> **Directions for this task**
Restate each entry word for word, leaving nothing out.
---------- Data rows ----------
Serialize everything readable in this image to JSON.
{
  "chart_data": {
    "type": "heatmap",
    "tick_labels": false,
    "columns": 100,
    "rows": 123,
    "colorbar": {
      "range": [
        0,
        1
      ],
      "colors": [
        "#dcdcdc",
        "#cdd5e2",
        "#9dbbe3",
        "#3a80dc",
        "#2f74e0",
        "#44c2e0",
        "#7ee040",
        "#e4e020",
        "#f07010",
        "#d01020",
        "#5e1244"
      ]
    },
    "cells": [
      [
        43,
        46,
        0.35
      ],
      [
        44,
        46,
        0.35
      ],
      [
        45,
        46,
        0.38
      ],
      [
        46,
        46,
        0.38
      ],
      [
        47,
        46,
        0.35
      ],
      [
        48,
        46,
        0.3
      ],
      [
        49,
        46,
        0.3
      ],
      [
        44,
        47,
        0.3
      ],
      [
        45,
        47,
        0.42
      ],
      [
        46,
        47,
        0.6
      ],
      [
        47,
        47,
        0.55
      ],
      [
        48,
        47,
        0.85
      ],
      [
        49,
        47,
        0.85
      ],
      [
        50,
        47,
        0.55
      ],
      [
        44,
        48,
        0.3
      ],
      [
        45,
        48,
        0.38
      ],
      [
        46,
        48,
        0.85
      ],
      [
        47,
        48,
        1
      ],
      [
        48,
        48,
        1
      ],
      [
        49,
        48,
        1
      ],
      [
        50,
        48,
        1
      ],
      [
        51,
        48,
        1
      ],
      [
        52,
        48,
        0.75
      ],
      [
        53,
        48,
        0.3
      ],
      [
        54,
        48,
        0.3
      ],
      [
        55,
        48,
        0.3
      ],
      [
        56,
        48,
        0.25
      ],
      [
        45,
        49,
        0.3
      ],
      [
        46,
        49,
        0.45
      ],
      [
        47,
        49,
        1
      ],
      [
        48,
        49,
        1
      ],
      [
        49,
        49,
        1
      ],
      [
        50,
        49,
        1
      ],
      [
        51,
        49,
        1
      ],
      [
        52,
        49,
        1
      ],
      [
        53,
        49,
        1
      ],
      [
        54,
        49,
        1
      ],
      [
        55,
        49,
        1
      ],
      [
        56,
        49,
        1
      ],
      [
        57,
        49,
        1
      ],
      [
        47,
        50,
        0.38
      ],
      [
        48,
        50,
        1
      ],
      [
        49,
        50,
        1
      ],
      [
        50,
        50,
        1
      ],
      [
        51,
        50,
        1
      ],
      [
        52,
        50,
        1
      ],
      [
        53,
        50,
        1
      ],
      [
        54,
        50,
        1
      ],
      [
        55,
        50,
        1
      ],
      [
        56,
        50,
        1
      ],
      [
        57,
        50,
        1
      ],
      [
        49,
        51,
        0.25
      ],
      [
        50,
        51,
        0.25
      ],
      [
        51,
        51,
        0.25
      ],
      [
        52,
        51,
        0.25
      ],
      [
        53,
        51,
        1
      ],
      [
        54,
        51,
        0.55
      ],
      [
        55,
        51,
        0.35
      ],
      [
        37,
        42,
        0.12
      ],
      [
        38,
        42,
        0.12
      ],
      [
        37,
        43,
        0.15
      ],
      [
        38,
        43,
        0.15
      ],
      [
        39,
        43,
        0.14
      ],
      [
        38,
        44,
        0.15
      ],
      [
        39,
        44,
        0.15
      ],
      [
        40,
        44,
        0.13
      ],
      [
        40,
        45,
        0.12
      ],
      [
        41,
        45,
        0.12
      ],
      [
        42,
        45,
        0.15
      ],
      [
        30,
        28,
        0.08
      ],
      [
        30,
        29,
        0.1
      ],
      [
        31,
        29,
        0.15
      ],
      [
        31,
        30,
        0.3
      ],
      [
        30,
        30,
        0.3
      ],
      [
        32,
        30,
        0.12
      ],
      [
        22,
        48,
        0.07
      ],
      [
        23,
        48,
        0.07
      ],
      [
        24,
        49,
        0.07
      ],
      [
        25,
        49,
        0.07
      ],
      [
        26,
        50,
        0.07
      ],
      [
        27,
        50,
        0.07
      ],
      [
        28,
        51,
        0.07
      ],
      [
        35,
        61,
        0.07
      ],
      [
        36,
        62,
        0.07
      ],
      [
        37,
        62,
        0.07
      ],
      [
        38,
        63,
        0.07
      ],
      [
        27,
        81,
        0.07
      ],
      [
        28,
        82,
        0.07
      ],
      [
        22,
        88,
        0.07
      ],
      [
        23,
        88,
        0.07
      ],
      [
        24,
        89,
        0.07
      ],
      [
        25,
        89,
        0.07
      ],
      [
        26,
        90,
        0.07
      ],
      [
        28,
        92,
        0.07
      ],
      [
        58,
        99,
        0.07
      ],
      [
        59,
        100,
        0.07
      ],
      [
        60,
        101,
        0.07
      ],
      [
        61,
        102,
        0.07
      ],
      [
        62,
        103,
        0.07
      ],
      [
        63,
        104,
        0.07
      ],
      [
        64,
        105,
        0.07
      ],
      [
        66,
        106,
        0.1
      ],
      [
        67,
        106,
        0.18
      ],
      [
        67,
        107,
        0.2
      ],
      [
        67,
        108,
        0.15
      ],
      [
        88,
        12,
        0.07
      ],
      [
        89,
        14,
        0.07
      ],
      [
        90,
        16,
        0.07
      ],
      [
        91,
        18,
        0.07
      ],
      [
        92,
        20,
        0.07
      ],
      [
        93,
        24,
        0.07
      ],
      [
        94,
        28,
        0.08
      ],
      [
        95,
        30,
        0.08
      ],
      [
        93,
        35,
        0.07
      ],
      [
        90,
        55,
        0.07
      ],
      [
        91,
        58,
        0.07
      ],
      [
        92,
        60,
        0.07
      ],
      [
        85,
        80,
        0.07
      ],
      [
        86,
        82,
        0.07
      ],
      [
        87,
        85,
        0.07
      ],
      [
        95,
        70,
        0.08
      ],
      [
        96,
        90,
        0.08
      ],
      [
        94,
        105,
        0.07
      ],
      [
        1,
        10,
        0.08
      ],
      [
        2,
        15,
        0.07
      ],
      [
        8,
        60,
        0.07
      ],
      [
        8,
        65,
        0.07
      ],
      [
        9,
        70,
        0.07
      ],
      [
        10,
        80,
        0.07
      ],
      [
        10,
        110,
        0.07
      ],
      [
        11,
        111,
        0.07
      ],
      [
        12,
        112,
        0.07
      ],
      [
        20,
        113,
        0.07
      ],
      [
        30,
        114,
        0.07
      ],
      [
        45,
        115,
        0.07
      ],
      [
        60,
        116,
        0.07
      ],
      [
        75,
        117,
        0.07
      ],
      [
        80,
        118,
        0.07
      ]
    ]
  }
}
----------
> **Answer to the problem**
Serialize everything readable in this image to JSON.
{
  "chart_data": {
    "type": "heatmap",
    "tick_labels": false,
    "columns": 100,
    "rows": 123,
    "colorbar": {
      "range": [
        0,
        1
      ],
      "colors": [
        "#dcdcdc",
        "#cdd5e2",
        "#9dbbe3",
        "#3a80dc",
        "#2f74e0",
        "#44c2e0",
        "#7ee040",
        "#e4e020",
        "#f07010",
        "#d01020",
        "#5e1244"
      ]
    },
    "cells": [
      [
        43,
        46,
        0.35
      ],
      [
        44,
        46,
        0.35
      ],
      [
        45,
        46,
        0.38
      ],
      [
        46,
        46,
        0.38
      ],
      [
        47,
        46,
        0.35
      ],
      [
        48,
        46,
        0.3
      ],
      [
        49,
        46,
        0.3
      ],
      [
        44,
        47,
        0.3
      ],
      [
        45,
        47,
        0.42
      ],
      [
        46,
        47,
        0.6
      ],
      [
        47,
        47,
        0.55
      ],
      [
        48,
        47,
        0.85
      ],
      [
        49,
        47,
        0.85
      ],
      [
        50,
        47,
        0.55
      ],
      [
        44,
        48,
        0.3
      ],
      [
        45,
        48,
        0.38
      ],
      [
        46,
        48,
        0.85
      ],
      [
        47,
        48,
        1
      ],
      [
        48,
        48,
        1
      ],
      [
        49,
        48,
        1
      ],
      [
        50,
        48,
        1
      ],
      [
        51,
        48,
        1
      ],
      [
        52,
        48,
        0.75
      ],
      [
        53,
        48,
        0.3
      ],
      [
        54,
        48,
        0.3
      ],
      [
        55,
        48,
        0.3
      ],
      [
        56,
        48,
        0.25
      ],
      [
        45,
        49,
        0.3
      ],
      [
        46,
        49,
        0.45
      ],
      [
        47,
        49,
        1
      ],
      [
        48,
        49,
        1
      ],
      [
        49,
        49,
        1
      ],
      [
        50,
        49,
        1
      ],
      [
        51,
        49,
        1
      ],
      [
        52,
        49,
        1
      ],
      [
        53,
        49,
        1
      ],
      [
        54,
        49,
        1
      ],
      [
        55,
        49,
        1
      ],
      [
        56,
        49,
        1
      ],
      [
        57,
        49,
        1
      ],
      [
        47,
        50,
        0.38
      ],
      [
        48,
        50,
        1
      ],
      [
        49,
        50,
        1
      ],
      [
        50,
        50,
        1
      ],
      [
        51,
        50,
        1
      ],
      [
        52,
        50,
        1
      ],
      [
        53,
        50,
        1
      ],
      [
        54,
        50,
        1
      ],
      [
        55,
        50,
        1
      ],
      [
        56,
        50,
        1
      ],
      [
        57,
        50,
        1
      ],
      [
        49,
        51,
        0.25
      ],
      [
        50,
        51,
        0.25
      ],
      [
        51,
        51,
        0.25
      ],
      [
        52,
        51,
        0.25
      ],
      [
        53,
        51,
        1
      ],
      [
        54,
        51,
        0.55
      ],
      [
        55,
        51,
        0.35
      ],
      [
        37,
        42,
        0.12
      ],
      [
        38,
        42,
        0.12
      ],
      [
        37,
        43,
        0.15
      ],
      [
        38,
        43,
        0.15
      ],
      [
        39,
        43,
        0.14
      ],
      [
        38,
        44,
        0.15
      ],
      [
        39,
        44,
        0.15
      ],
      [
        40,
        44,
        0.13
      ],
      [
        40,
        45,
        0.12
      ],
      [
        41,
        45,
        0.12
      ],
      [
        42,
        45,
        0.15
      ],
      [
        30,
        28,
        0.08
      ],
      [
        30,
        29,
        0.1
      ],
      [
        31,
        29,
        0.15
      ],
      [
        31,
        30,
        0.3
      ],
      [
        30,
        30,
        0.3
      ],
      [
        32,
        30,
        0.12
      ],
      [
        22,
        48,
        0.07
      ],
      [
        23,
        48,
        0.07
      ],
      [
        24,
        49,
        0.07
      ],
      [
        25,
        49,
        0.07
      ],
      [
        26,
        50,
        0.07
      ],
      [
        27,
        50,
        0.07
      ],
      [
        28,
        51,
        0.07
      ],
      [
        35,
        61,
        0.07
      ],
      [
        36,
        62,
        0.07
      ],
      [
        37,
        62,
        0.07
      ],
      [
        38,
        63,
        0.07
      ],
      [
        27,
        81,
        0.07
      ],
      [
        28,
        82,
        0.07
      ],
      [
        22,
        88,
        0.07
      ],
      [
        23,
        88,
        0.07
      ],
      [
        24,
        89,
        0.07
      ],
      [
        25,
        89,
        0.07
      ],
      [
        26,
        90,
        0.07
      ],
      [
        28,
        92,
        0.07
      ],
      [
        58,
        99,
        0.07
      ],
      [
        59,
        100,
        0.07
      ],
      [
        60,
        101,
        0.07
      ],
      [
        61,
        102,
        0.07
      ],
      [
        62,
        103,
        0.07
      ],
      [
        63,
        104,
        0.07
      ],
      [
        64,
        105,
        0.07
      ],
      [
        66,
        106,
        0.1
      ],
      [
        67,
        106,
        0.18
      ],
      [
        67,
        107,
        0.2
      ],
      [
        67,
        108,
        0.15
      ],
      [
        88,
        12,
        0.07
      ],
      [
        89,
        14,
        0.07
      ],
      [
        90,
        16,
        0.07
      ],
      [
        91,
        18,
        0.07
      ],
      [
        92,
        20,
        0.07
      ],
      [
        93,
        24,
        0.07
      ],
      [
        94,
        28,
        0.08
      ],
      [
        95,
        30,
        0.08
      ],
      [
        93,
        35,
        0.07
      ],
      [
        90,
        55,
        0.07
      ],
      [
        91,
        58,
        0.07
      ],
      [
        92,
        60,
        0.07
      ],
      [
        85,
        80,
        0.07
      ],
      [
        86,
        82,
        0.07
      ],
      [
        87,
        85,
        0.07
      ],
      [
        95,
        70,
        0.08
      ],
      [
        96,
        90,
        0.08
      ],
      [
        94,
        105,
        0.07
      ],
      [
        1,
        10,
        0.08
      ],
      [
        2,
        15,
        0.07
      ],
      [
        8,
        60,
        0.07
      ],
      [
        8,
        65,
        0.07
      ],
      [
        9,
        70,
        0.07
      ],
      [
        10,
        80,
        0.07
      ],
      [
        10,
        110,
        0.07
      ],
      [
        11,
        111,
        0.07
      ],
      [
        12,
        112,
        0.07
      ],
      [
        20,
        113,
        0.07
      ],
      [
        30,
        114,
        0.07
      ],
      [
        45,
        115,
        0.07
      ],
      [
        60,
        116,
        0.07
      ],
      [
        75,
        117,
        0.07
      ],
      [
        80,
        118,
        0.07
      ]
    ]
  }
}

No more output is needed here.